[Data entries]
** BEGIN **
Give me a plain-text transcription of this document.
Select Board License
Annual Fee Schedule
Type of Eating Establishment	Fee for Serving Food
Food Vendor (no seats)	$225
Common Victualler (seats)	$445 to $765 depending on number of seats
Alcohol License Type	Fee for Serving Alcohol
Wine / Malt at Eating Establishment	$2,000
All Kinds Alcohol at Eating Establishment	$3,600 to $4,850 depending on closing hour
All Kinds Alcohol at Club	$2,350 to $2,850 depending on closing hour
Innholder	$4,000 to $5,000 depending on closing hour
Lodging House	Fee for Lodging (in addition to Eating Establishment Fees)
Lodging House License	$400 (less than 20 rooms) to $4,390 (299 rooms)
** END **
Problem
In the lines above, find each one with "closing" and list it.

Exercise output
All Kinds Alcohol at Eating Establishment	$3,600 to $4,850 depending on closing hour
All Kinds Alcohol at Club	$2,350 to $2,850 depending on closing hour
Innholder	$4,000 to $5,000 depending on closing hour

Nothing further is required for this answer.